-- Exercise material --

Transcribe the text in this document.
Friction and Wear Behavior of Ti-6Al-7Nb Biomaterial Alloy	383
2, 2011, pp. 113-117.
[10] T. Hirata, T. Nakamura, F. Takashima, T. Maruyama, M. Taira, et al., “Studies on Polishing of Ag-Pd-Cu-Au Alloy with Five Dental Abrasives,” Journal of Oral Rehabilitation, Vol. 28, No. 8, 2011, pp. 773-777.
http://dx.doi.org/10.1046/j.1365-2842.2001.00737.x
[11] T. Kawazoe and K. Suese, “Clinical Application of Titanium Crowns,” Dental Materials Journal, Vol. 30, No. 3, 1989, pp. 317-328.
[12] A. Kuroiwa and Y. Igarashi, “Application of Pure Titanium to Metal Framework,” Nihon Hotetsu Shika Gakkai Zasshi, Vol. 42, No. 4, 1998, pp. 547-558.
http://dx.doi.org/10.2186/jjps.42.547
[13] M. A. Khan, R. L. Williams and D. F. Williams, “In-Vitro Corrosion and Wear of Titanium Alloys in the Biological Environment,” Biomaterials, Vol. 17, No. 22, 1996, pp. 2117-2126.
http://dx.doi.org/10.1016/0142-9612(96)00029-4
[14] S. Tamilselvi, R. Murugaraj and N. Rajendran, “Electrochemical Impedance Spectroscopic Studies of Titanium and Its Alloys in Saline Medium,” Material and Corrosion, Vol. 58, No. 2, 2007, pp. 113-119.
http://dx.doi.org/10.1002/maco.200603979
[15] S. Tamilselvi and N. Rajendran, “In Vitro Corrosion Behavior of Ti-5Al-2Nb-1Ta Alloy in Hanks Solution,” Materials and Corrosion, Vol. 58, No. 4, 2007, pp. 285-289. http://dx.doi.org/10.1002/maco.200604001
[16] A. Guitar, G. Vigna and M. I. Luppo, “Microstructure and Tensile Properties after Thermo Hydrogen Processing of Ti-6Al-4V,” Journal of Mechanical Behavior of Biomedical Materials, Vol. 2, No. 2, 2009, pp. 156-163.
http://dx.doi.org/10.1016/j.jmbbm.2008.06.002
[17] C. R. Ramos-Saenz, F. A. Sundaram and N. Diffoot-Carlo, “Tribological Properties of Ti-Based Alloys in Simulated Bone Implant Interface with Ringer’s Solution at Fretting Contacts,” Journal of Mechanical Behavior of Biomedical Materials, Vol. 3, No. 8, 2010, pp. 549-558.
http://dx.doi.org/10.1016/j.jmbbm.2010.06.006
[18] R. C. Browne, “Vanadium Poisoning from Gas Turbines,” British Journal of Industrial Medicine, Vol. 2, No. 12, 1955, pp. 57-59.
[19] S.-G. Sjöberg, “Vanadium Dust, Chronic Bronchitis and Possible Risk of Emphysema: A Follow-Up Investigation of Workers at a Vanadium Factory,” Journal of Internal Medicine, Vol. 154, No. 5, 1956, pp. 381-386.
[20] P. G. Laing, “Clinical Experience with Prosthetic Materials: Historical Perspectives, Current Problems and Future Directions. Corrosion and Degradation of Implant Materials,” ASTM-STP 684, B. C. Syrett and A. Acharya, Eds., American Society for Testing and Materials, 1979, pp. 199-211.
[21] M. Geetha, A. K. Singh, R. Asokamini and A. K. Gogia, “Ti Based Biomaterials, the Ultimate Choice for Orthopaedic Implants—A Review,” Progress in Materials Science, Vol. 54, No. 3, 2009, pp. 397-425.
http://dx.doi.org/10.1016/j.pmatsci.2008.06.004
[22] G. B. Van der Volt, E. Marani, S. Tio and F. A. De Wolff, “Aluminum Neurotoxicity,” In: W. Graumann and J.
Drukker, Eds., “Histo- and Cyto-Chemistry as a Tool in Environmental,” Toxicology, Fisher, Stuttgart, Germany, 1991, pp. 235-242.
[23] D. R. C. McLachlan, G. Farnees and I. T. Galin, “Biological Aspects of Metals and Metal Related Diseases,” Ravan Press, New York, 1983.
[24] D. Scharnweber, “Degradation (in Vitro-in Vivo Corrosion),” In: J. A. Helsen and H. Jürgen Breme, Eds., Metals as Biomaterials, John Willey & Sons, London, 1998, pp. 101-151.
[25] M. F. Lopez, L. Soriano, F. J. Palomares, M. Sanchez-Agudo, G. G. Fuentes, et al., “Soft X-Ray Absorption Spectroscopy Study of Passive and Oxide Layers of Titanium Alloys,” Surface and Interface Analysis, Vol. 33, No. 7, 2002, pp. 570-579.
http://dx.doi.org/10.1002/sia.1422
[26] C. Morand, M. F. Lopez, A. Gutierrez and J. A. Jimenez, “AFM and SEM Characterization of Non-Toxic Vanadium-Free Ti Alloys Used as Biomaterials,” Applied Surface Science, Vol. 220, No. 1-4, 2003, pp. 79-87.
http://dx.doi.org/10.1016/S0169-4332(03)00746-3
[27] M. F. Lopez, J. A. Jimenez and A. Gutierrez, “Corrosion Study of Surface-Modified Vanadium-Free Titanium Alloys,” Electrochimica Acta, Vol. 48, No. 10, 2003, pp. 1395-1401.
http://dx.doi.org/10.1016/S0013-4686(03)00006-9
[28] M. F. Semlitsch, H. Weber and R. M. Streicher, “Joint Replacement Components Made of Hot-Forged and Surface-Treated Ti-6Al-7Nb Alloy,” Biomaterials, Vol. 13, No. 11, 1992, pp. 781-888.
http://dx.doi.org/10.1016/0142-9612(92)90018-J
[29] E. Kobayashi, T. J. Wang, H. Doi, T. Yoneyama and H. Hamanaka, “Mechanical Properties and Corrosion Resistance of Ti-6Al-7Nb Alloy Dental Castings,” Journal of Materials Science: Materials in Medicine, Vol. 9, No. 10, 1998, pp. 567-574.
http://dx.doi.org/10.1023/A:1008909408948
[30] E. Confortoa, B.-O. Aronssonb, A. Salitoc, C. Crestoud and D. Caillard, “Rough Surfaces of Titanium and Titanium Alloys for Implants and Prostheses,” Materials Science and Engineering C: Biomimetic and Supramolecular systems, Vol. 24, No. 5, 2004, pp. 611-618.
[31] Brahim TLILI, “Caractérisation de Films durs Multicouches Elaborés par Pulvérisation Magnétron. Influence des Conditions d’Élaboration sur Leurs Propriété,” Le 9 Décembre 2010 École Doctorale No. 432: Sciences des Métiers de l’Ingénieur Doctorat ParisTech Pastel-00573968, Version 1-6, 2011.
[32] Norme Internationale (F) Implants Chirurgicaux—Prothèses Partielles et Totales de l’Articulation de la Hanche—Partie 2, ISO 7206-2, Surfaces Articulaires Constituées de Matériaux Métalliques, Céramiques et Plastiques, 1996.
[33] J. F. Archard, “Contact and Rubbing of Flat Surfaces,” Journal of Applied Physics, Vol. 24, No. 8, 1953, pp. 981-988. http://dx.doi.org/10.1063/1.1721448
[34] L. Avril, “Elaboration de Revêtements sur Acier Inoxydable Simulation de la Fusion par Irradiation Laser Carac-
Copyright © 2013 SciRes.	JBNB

-- Your objective --
Copy all the entries verbatim.

-- The response --
Transcribe the text in this document.
Friction and Wear Behavior of Ti-6Al-7Nb Biomaterial Alloy	383
2, 2011, pp. 113-117.
[10] T. Hirata, T. Nakamura, F. Takashima, T. Maruyama, M. Taira, et al., “Studies on Polishing of Ag-Pd-Cu-Au Alloy with Five Dental Abrasives,” Journal of Oral Rehabilitation, Vol. 28, No. 8, 2011, pp. 773-777.
http://dx.doi.org/10.1046/j.1365-2842.2001.00737.x
[11] T. Kawazoe and K. Suese, “Clinical Application of Titanium Crowns,” Dental Materials Journal, Vol. 30, No. 3, 1989, pp. 317-328.
[12] A. Kuroiwa and Y. Igarashi, “Application of Pure Titanium to Metal Framework,” Nihon Hotetsu Shika Gakkai Zasshi, Vol. 42, No. 4, 1998, pp. 547-558.
http://dx.doi.org/10.2186/jjps.42.547
[13] M. A. Khan, R. L. Williams and D. F. Williams, “In-Vitro Corrosion and Wear of Titanium Alloys in the Biological Environment,” Biomaterials, Vol. 17, No. 22, 1996, pp. 2117-2126.
http://dx.doi.org/10.1016/0142-9612(96)00029-4
[14] S. Tamilselvi, R. Murugaraj and N. Rajendran, “Electrochemical Impedance Spectroscopic Studies of Titanium and Its Alloys in Saline Medium,” Material and Corrosion, Vol. 58, No. 2, 2007, pp. 113-119.
http://dx.doi.org/10.1002/maco.200603979
[15] S. Tamilselvi and N. Rajendran, “In Vitro Corrosion Behavior of Ti-5Al-2Nb-1Ta Alloy in Hanks Solution,” Materials and Corrosion, Vol. 58, No. 4, 2007, pp. 285-289. http://dx.doi.org/10.1002/maco.200604001
[16] A. Guitar, G. Vigna and M. I. Luppo, “Microstructure and Tensile Properties after Thermo Hydrogen Processing of Ti-6Al-4V,” Journal of Mechanical Behavior of Biomedical Materials, Vol. 2, No. 2, 2009, pp. 156-163.
http://dx.doi.org/10.1016/j.jmbbm.2008.06.002
[17] C. R. Ramos-Saenz, F. A. Sundaram and N. Diffoot-Carlo, “Tribological Properties of Ti-Based Alloys in Simulated Bone Implant Interface with Ringer’s Solution at Fretting Contacts,” Journal of Mechanical Behavior of Biomedical Materials, Vol. 3, No. 8, 2010, pp. 549-558.
http://dx.doi.org/10.1016/j.jmbbm.2010.06.006
[18] R. C. Browne, “Vanadium Poisoning from Gas Turbines,” British Journal of Industrial Medicine, Vol. 2, No. 12, 1955, pp. 57-59.
[19] S.-G. Sjöberg, “Vanadium Dust, Chronic Bronchitis and Possible Risk of Emphysema: A Follow-Up Investigation of Workers at a Vanadium Factory,” Journal of Internal Medicine, Vol. 154, No. 5, 1956, pp. 381-386.
[20] P. G. Laing, “Clinical Experience with Prosthetic Materials: Historical Perspectives, Current Problems and Future Directions. Corrosion and Degradation of Implant Materials,” ASTM-STP 684, B. C. Syrett and A. Acharya, Eds., American Society for Testing and Materials, 1979, pp. 199-211.
[21] M. Geetha, A. K. Singh, R. Asokamini and A. K. Gogia, “Ti Based Biomaterials, the Ultimate Choice for Orthopaedic Implants—A Review,” Progress in Materials Science, Vol. 54, No. 3, 2009, pp. 397-425.
http://dx.doi.org/10.1016/j.pmatsci.2008.06.004
[22] G. B. Van der Volt, E. Marani, S. Tio and F. A. De Wolff, “Aluminum Neurotoxicity,” In: W. Graumann and J.
Drukker, Eds., “Histo- and Cyto-Chemistry as a Tool in Environmental,” Toxicology, Fisher, Stuttgart, Germany, 1991, pp. 235-242.
[23] D. R. C. McLachlan, G. Farnees and I. T. Galin, “Biological Aspects of Metals and Metal Related Diseases,” Ravan Press, New York, 1983.
[24] D. Scharnweber, “Degradation (in Vitro-in Vivo Corrosion),” In: J. A. Helsen and H. Jürgen Breme, Eds., Metals as Biomaterials, John Willey & Sons, London, 1998, pp. 101-151.
[25] M. F. Lopez, L. Soriano, F. J. Palomares, M. Sanchez-Agudo, G. G. Fuentes, et al., “Soft X-Ray Absorption Spectroscopy Study of Passive and Oxide Layers of Titanium Alloys,” Surface and Interface Analysis, Vol. 33, No. 7, 2002, pp. 570-579.
http://dx.doi.org/10.1002/sia.1422
[26] C. Morand, M. F. Lopez, A. Gutierrez and J. A. Jimenez, “AFM and SEM Characterization of Non-Toxic Vanadium-Free Ti Alloys Used as Biomaterials,” Applied Surface Science, Vol. 220, No. 1-4, 2003, pp. 79-87.
http://dx.doi.org/10.1016/S0169-4332(03)00746-3
[27] M. F. Lopez, J. A. Jimenez and A. Gutierrez, “Corrosion Study of Surface-Modified Vanadium-Free Titanium Alloys,” Electrochimica Acta, Vol. 48, No. 10, 2003, pp. 1395-1401.
http://dx.doi.org/10.1016/S0013-4686(03)00006-9
[28] M. F. Semlitsch, H. Weber and R. M. Streicher, “Joint Replacement Components Made of Hot-Forged and Surface-Treated Ti-6Al-7Nb Alloy,” Biomaterials, Vol. 13, No. 11, 1992, pp. 781-888.
http://dx.doi.org/10.1016/0142-9612(92)90018-J
[29] E. Kobayashi, T. J. Wang, H. Doi, T. Yoneyama and H. Hamanaka, “Mechanical Properties and Corrosion Resistance of Ti-6Al-7Nb Alloy Dental Castings,” Journal of Materials Science: Materials in Medicine, Vol. 9, No. 10, 1998, pp. 567-574.
http://dx.doi.org/10.1023/A:1008909408948
[30] E. Confortoa, B.-O. Aronssonb, A. Salitoc, C. Crestoud and D. Caillard, “Rough Surfaces of Titanium and Titanium Alloys for Implants and Prostheses,” Materials Science and Engineering C: Biomimetic and Supramolecular systems, Vol. 24, No. 5, 2004, pp. 611-618.
[31] Brahim TLILI, “Caractérisation de Films durs Multicouches Elaborés par Pulvérisation Magnétron. Influence des Conditions d’Élaboration sur Leurs Propriété,” Le 9 Décembre 2010 École Doctorale No. 432: Sciences des Métiers de l’Ingénieur Doctorat ParisTech Pastel-00573968, Version 1-6, 2011.
[32] Norme Internationale (F) Implants Chirurgicaux—Prothèses Partielles et Totales de l’Articulation de la Hanche—Partie 2, ISO 7206-2, Surfaces Articulaires Constituées de Matériaux Métalliques, Céramiques et Plastiques, 1996.
[33] J. F. Archard, “Contact and Rubbing of Flat Surfaces,” Journal of Applied Physics, Vol. 24, No. 8, 1953, pp. 981-988. http://dx.doi.org/10.1063/1.1721448
[34] L. Avril, “Elaboration de Revêtements sur Acier Inoxydable Simulation de la Fusion par Irradiation Laser Carac-
Copyright © 2013 SciRes.	JBNB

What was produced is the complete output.